__TASK INSTRUCTIONS__. State the number of lines in these records that include the word "from", and add nothing to it.

__DATA TO PROCESS__.
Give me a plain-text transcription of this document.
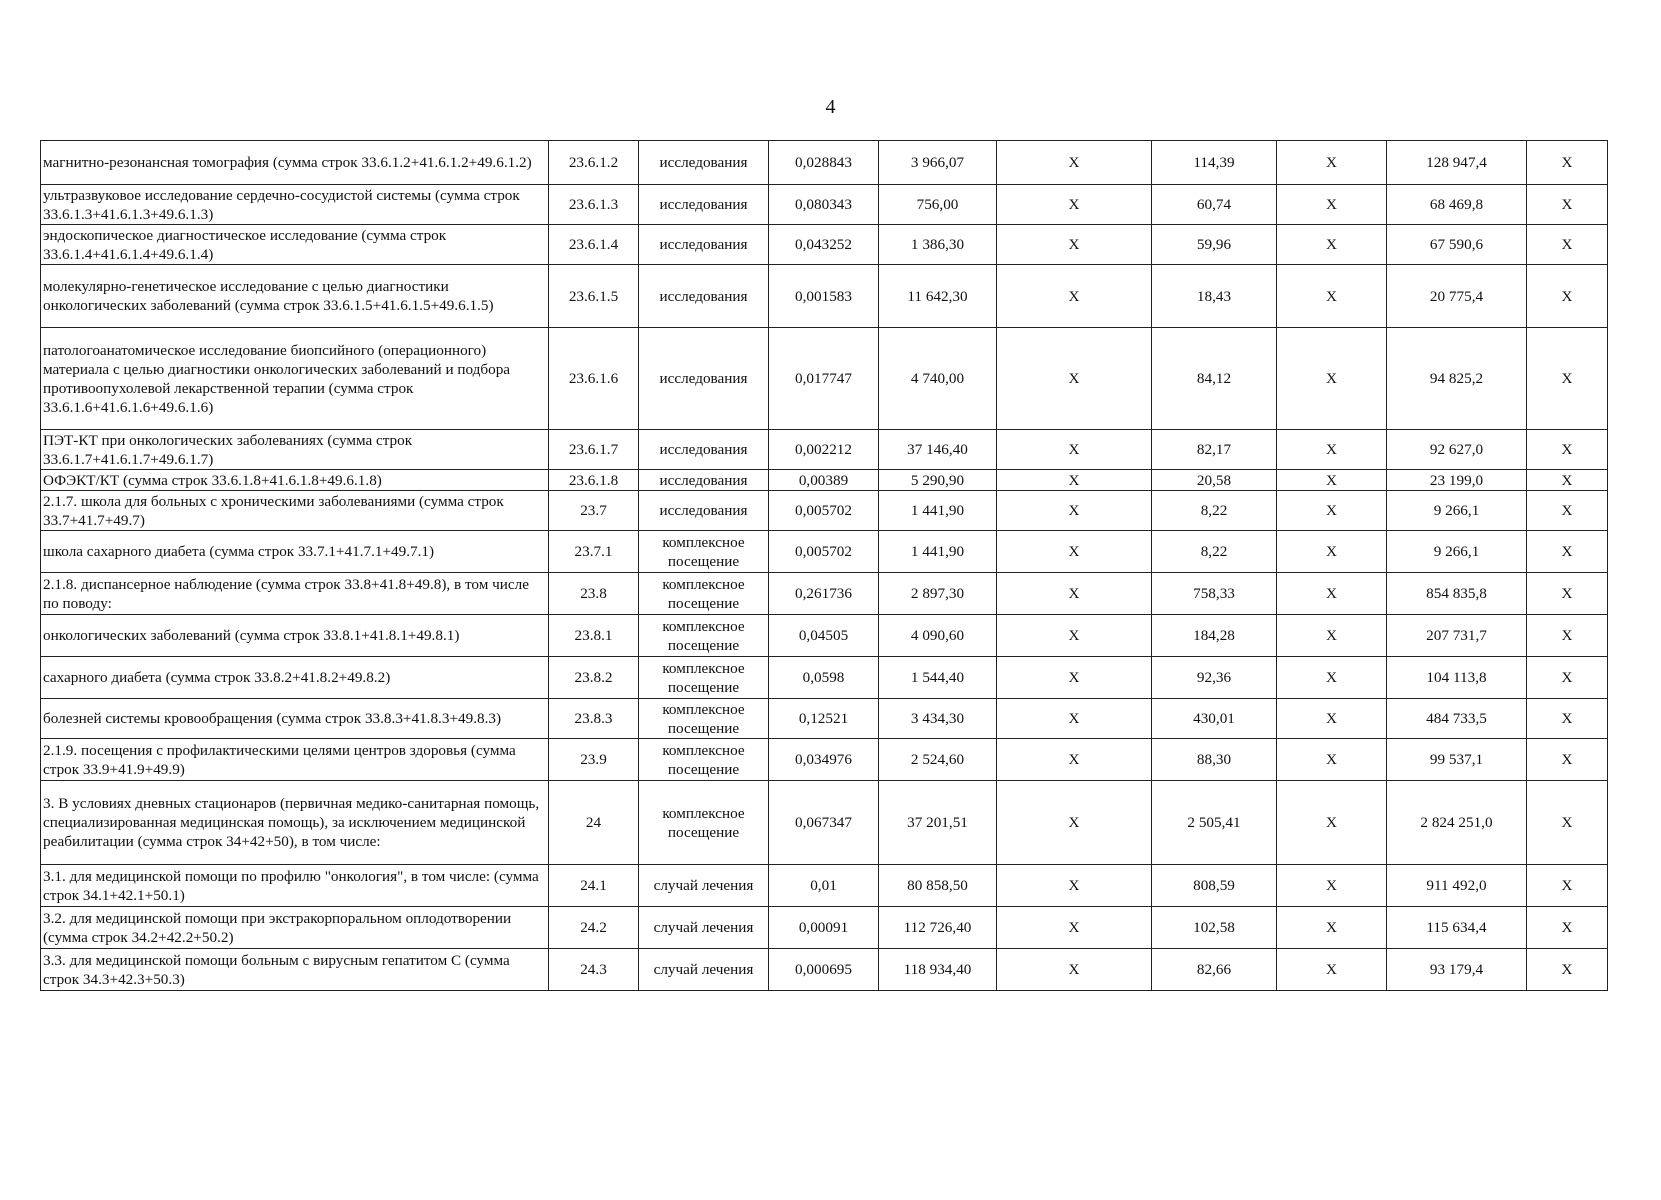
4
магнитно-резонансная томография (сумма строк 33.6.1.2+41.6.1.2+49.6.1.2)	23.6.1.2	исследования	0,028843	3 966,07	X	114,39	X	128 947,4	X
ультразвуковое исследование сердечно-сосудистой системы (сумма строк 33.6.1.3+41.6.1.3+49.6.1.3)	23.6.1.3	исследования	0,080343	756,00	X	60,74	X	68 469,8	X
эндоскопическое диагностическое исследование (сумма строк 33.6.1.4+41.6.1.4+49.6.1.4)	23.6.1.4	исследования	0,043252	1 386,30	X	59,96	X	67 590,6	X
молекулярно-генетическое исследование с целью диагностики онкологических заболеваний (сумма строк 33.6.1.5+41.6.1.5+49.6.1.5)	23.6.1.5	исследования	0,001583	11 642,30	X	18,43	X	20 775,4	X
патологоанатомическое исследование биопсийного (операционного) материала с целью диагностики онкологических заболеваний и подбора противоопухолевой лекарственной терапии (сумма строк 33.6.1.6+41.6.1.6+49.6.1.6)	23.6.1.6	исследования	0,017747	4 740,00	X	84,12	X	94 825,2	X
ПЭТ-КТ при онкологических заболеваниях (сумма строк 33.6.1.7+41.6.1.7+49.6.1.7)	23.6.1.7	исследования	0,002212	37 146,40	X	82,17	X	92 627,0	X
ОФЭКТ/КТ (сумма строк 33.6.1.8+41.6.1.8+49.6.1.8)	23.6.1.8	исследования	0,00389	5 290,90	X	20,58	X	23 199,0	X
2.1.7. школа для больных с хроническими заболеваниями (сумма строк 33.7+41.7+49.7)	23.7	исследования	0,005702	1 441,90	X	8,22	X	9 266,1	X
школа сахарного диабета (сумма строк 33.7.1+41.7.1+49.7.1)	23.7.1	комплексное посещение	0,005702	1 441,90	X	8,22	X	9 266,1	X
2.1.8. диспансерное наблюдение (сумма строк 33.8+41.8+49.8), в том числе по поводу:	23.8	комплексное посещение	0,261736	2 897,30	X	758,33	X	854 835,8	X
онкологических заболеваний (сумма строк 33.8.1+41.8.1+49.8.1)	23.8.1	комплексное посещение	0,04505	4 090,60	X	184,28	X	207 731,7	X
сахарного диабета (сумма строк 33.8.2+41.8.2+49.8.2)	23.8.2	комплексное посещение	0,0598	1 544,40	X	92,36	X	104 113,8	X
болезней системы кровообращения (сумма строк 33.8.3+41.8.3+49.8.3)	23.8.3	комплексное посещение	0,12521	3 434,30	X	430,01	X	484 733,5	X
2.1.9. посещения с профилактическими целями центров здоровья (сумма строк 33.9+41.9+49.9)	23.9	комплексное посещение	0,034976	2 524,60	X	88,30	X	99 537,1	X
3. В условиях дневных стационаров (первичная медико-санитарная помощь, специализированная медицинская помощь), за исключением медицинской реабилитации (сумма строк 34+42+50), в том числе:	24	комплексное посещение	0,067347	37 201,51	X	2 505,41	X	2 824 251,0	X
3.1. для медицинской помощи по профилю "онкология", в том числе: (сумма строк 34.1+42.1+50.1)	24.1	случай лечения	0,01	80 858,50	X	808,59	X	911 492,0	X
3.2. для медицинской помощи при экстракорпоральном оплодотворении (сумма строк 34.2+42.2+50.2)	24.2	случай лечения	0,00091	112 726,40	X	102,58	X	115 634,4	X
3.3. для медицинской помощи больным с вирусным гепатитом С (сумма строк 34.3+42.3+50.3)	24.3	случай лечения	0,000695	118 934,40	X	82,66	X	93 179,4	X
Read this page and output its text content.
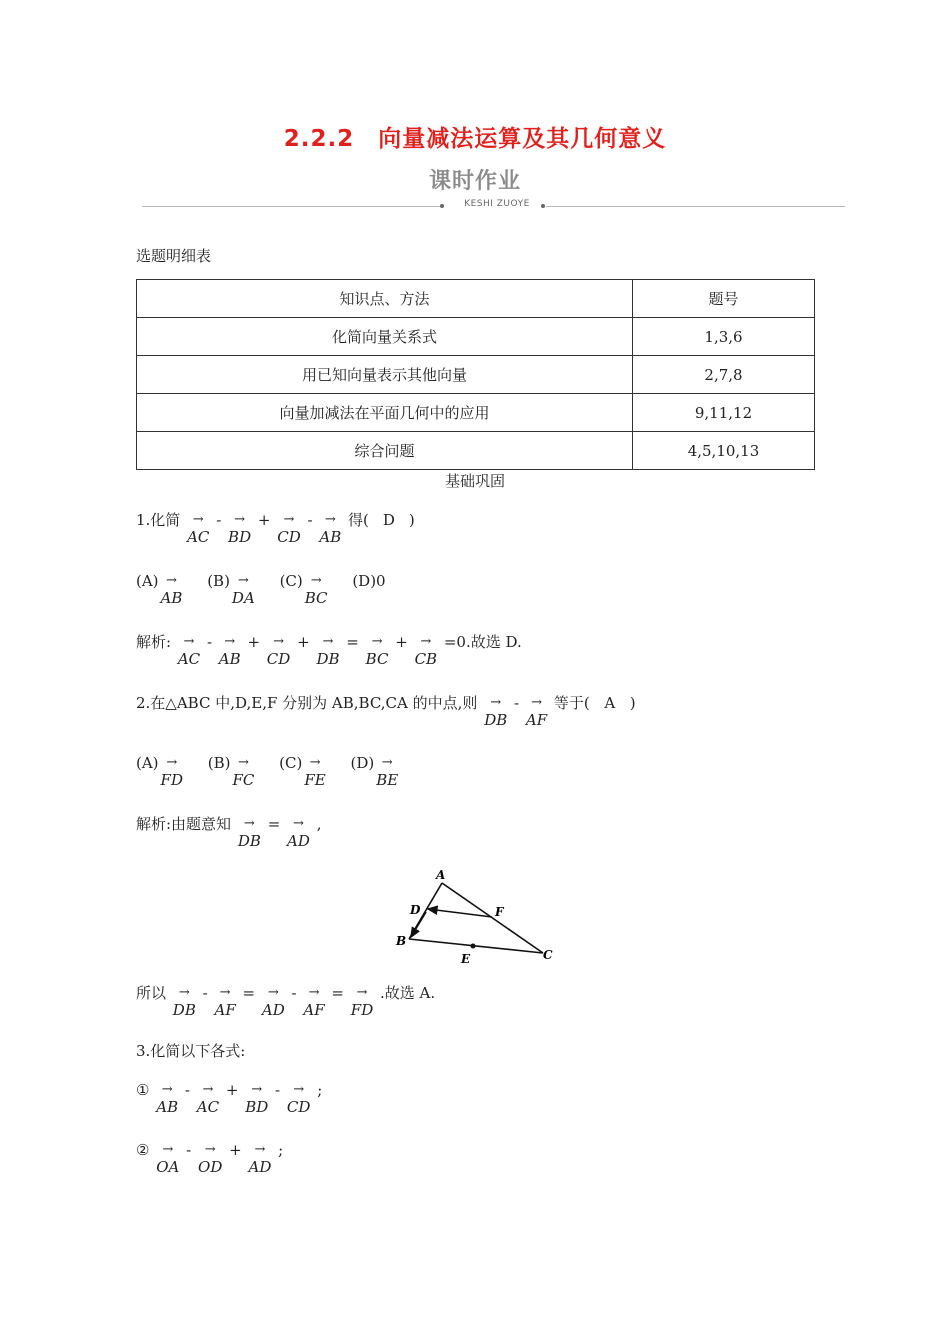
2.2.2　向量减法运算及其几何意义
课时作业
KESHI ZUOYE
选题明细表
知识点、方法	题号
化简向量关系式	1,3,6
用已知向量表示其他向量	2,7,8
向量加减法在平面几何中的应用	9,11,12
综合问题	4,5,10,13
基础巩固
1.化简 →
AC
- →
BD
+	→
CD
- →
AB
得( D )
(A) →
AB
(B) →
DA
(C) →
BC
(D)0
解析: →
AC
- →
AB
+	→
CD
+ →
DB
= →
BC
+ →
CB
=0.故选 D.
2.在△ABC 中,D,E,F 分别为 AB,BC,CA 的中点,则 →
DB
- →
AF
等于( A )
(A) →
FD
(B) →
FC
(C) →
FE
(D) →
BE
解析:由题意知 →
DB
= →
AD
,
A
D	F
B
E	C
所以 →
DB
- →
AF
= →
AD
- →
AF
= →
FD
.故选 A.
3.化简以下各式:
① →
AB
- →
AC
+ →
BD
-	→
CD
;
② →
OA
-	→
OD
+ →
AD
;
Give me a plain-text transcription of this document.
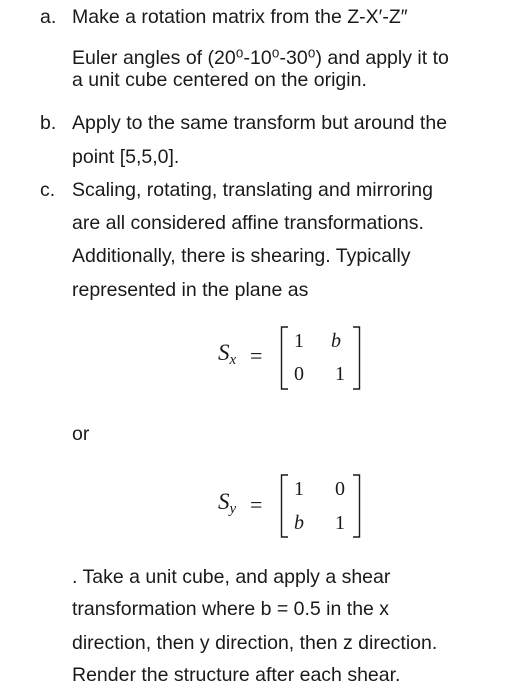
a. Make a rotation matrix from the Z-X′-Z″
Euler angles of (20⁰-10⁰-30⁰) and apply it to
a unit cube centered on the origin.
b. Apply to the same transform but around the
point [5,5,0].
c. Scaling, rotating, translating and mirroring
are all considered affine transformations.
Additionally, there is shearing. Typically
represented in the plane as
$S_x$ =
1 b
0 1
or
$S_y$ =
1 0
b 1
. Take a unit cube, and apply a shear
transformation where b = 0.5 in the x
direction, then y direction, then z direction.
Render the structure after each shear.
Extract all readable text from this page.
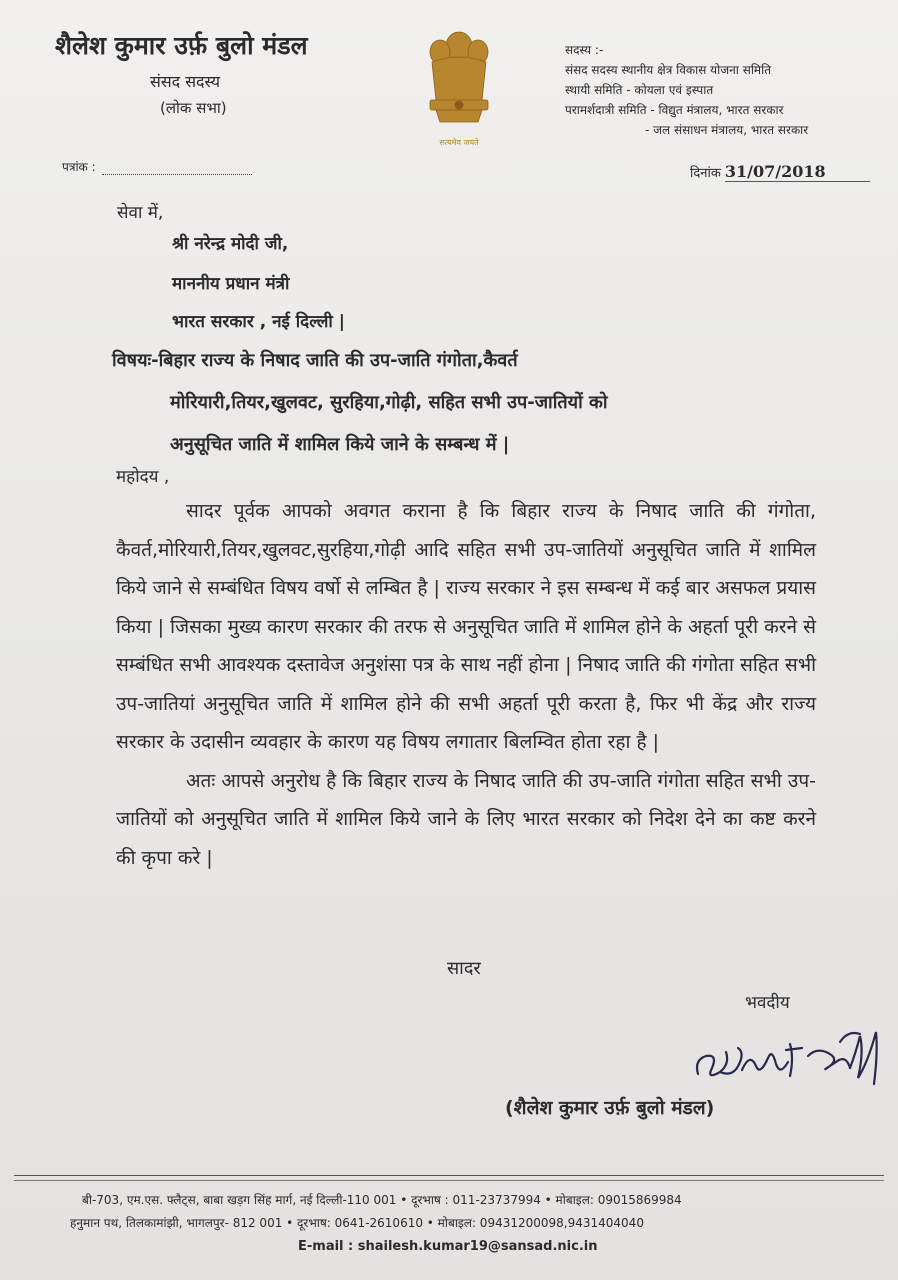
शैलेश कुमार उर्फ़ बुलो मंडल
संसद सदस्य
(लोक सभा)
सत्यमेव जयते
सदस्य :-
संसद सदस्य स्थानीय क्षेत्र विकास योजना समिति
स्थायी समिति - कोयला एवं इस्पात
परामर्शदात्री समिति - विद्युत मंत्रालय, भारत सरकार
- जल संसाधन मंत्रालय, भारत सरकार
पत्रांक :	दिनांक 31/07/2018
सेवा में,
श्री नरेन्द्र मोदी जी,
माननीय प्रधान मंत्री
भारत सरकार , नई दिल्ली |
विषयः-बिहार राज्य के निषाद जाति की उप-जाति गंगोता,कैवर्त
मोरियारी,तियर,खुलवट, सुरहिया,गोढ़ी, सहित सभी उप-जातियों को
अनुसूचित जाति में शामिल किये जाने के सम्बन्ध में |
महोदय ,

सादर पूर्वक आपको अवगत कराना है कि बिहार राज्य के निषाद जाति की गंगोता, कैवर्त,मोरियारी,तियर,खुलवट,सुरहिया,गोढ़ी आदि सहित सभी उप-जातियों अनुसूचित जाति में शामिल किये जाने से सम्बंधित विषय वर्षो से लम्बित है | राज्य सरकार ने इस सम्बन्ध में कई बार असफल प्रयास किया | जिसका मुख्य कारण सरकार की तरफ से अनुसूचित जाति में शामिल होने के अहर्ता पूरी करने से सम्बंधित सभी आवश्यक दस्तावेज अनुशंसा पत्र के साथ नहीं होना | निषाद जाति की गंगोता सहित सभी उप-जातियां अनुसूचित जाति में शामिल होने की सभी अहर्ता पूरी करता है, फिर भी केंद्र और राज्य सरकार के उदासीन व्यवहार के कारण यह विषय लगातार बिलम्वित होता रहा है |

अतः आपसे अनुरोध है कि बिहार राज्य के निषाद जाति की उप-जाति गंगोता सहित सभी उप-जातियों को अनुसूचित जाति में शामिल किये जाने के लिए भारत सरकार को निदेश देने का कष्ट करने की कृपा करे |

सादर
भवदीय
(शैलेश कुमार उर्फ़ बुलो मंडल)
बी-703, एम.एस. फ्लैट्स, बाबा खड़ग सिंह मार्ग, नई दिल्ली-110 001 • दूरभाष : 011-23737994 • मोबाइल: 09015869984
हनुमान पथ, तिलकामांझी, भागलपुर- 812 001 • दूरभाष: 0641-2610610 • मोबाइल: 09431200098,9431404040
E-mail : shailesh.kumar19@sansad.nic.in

__TASK RESPONSE__. 2